### SHORT PROBLEM
Write out the entries below once more, exactly, with the pictures left out.

(Extracts from a graphics dataset)
----

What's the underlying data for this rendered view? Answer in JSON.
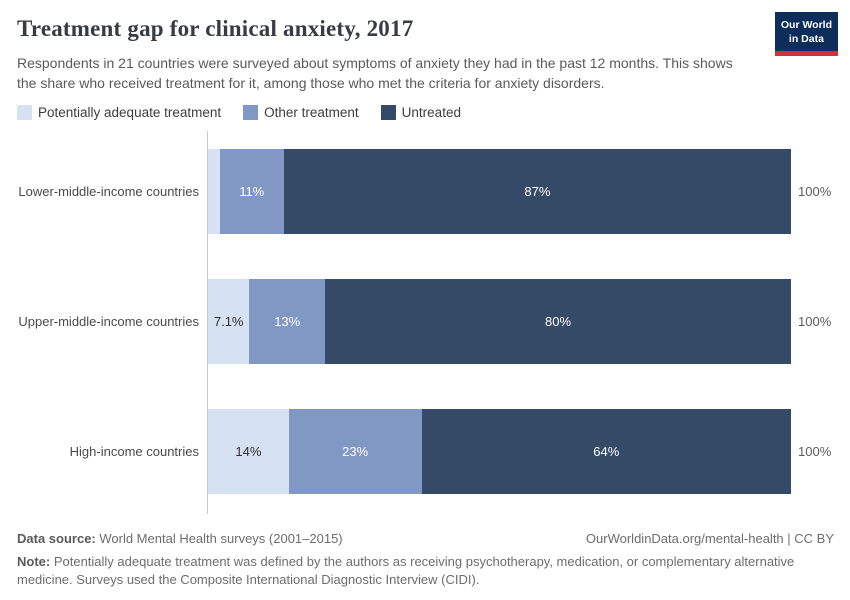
{
  "header": {
    "logo": {
      "line1": "Our World",
      "line2": "in Data"
    },
    "logo_bg_color": "#0d2d5a",
    "logo_stripe_color": "#cf3339"
  },
  "chart_data": {
    "type": "bar",
    "orientation": "horizontal-stacked",
    "title": "Treatment gap for clinical anxiety, 2017",
    "subtitle": "Respondents in 21 countries were surveyed about symptoms of anxiety they had in the past 12 months. This shows the share who received treatment for it, among those who met the criteria for anxiety disorders.",
    "categories": [
      "Lower-middle-income countries",
      "Upper-middle-income countries",
      "High-income countries"
    ],
    "series": [
      {
        "key": "potentially-adequate-treatment",
        "name": "Potentially adequate treatment",
        "color": "#d6e2f2",
        "label_color": "#2f2f2f",
        "values": [
          2,
          7.1,
          14
        ],
        "labels": [
          "",
          "7.1%",
          "14%"
        ]
      },
      {
        "key": "other-treatment",
        "name": "Other treatment",
        "color": "#8198c4",
        "label_color": "#ffffff",
        "values": [
          11,
          13,
          23
        ],
        "labels": [
          "11%",
          "13%",
          "23%"
        ]
      },
      {
        "key": "untreated",
        "name": "Untreated",
        "color": "#344a66",
        "label_color": "#ffffff",
        "values": [
          87,
          80,
          64
        ],
        "labels": [
          "87%",
          "80%",
          "64%"
        ]
      }
    ],
    "total_label": "100%",
    "xlim": [
      0,
      100
    ],
    "grid": false,
    "legend_position": "top"
  },
  "footer": {
    "source_label": "Data source:",
    "source_text": " World Mental Health surveys (2001–2015)",
    "link_text": "OurWorldinData.org/mental-health | CC BY",
    "note_label": "Note:",
    "note_text": " Potentially adequate treatment was defined by the authors as receiving psychotherapy, medication, or complementary alternative medicine. Surveys used the Composite International Diagnostic Interview (CIDI)."
  }
}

----

### WRITTEN ANSWER
What's the underlying data for this rendered view? Answer in JSON.
{
  "header": {
    "logo": {
      "line1": "Our World",
      "line2": "in Data"
    },
    "logo_bg_color": "#0d2d5a",
    "logo_stripe_color": "#cf3339"
  },
  "chart_data": {
    "type": "bar",
    "orientation": "horizontal-stacked",
    "title": "Treatment gap for clinical anxiety, 2017",
    "subtitle": "Respondents in 21 countries were surveyed about symptoms of anxiety they had in the past 12 months. This shows the share who received treatment for it, among those who met the criteria for anxiety disorders.",
    "categories": [
      "Lower-middle-income countries",
      "Upper-middle-income countries",
      "High-income countries"
    ],
    "series": [
      {
        "key": "potentially-adequate-treatment",
        "name": "Potentially adequate treatment",
        "color": "#d6e2f2",
        "label_color": "#2f2f2f",
        "values": [
          2,
          7.1,
          14
        ],
        "labels": [
          "",
          "7.1%",
          "14%"
        ]
      },
      {
        "key": "other-treatment",
        "name": "Other treatment",
        "color": "#8198c4",
        "label_color": "#ffffff",
        "values": [
          11,
          13,
          23
        ],
        "labels": [
          "11%",
          "13%",
          "23%"
        ]
      },
      {
        "key": "untreated",
        "name": "Untreated",
        "color": "#344a66",
        "label_color": "#ffffff",
        "values": [
          87,
          80,
          64
        ],
        "labels": [
          "87%",
          "80%",
          "64%"
        ]
      }
    ],
    "total_label": "100%",
    "xlim": [
      0,
      100
    ],
    "grid": false,
    "legend_position": "top"
  },
  "footer": {
    "source_label": "Data source:",
    "source_text": " World Mental Health surveys (2001–2015)",
    "link_text": "OurWorldinData.org/mental-health | CC BY",
    "note_label": "Note:",
    "note_text": " Potentially adequate treatment was defined by the authors as receiving psychotherapy, medication, or complementary alternative medicine. Surveys used the Composite International Diagnostic Interview (CIDI)."
  }
}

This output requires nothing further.